* **Excerpt**
Red Fox Awaka Ehsata – Far below 4.2 seconds for 30m

We said we like specificity and agility on the field, right? Even here, Fox, we need the foundations of speed for several reasons.

Agility is one word for us, but in science, it is divided into several “foxy” abilities such as braking, changing direction, responsiveness to external stimuli/physical forces, and frequency (how many times per second) the athlete performs an action. All of these (including frequency!) heavily utilize the athletic foundation we created earlier in our efforts to gain speed.

The abilities of changing direction and braking use the biomechanical principles of the foot and acceleration, while responsiveness uses the neural motor skills we learned from the latter part of the 30-meter run. And, of course, the speed between the various changes of direction is likely straight-line speed itself.

It is much easier for an athlete to reach an expert level in the spectrum of agility when they have the right athletic foundation. This athlete will prolong their career in terms of injury resistance, be happier, and most importantly, perform at a much higher level.

This does not require years and years of laying foundations, as is often perceived in most of our connotations. There are very simple things that need to be learned, most of which are habits of years that can certainly be overcome.

The sharp among you might ask at this point, “But coach, you said the fastest sprinters in the world are not agile, and now you say it’s a necessity, it doesn’t hold up.”

* **Task prompt**
Copy the passage of the agility text that starts at "Agility is one" and ends at "to gain speed.", changing "braking" to "stopping".

* **Data for review**
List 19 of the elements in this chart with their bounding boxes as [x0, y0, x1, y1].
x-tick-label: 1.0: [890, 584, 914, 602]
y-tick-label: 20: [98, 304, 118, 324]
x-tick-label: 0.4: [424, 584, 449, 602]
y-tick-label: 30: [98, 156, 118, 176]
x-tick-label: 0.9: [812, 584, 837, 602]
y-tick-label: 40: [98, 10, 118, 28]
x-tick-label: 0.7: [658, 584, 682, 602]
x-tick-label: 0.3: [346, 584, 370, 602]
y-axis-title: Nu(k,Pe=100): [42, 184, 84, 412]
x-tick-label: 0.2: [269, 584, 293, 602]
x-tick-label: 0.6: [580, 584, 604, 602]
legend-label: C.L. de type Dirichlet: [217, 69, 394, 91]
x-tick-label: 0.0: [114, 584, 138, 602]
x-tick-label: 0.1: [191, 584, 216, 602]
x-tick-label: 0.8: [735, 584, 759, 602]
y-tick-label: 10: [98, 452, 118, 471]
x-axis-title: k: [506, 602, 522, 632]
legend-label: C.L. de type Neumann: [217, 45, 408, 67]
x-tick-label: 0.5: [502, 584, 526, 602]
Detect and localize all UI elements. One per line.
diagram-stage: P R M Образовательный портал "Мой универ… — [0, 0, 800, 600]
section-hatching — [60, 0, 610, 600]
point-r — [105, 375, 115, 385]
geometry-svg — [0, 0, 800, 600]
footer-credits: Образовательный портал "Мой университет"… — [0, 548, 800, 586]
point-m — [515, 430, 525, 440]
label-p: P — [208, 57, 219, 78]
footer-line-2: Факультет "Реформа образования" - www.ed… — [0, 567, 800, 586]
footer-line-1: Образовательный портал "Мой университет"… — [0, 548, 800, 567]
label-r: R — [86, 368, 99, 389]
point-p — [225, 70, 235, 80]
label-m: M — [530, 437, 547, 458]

* **Exercise result**
Agility is one word for us, but in science, it is divided into several “foxy” abilities such as stopping, changing direction, responsiveness to external stimuli/physical forces, and frequency (how many times per second) the athlete performs an action. All of these (including frequency!) heavily utilize the athletic foundation we created earlier in our efforts to gain speed.